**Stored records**
________________________

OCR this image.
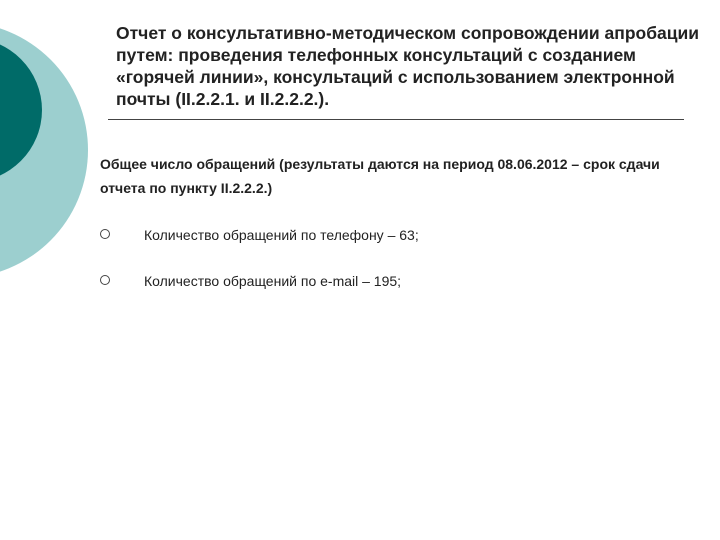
Отчет о консультативно-методическом сопровождении апробации путем: проведения телефонных консультаций с созданием «горячей линии», консультаций с использованием электронной почты (II.2.2.1. и II.2.2.2.).
Общее число обращений (результаты даются на период 08.06.2012 – срок сдачи отчета по пункту II.2.2.2.)
Количество обращений по телефону – 63;
Количество обращений по e-mail – 195;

________________________

**Goal**
Look through the entries above. Extract each line with the word "обращений".

**Output of the exercise**
Общее число обращений (результаты даются на период 08.06.2012 – срок сдачи отчета по пункту II.2.2.2.)
Количество обращений по телефону – 63;
Количество обращений по e-mail – 195;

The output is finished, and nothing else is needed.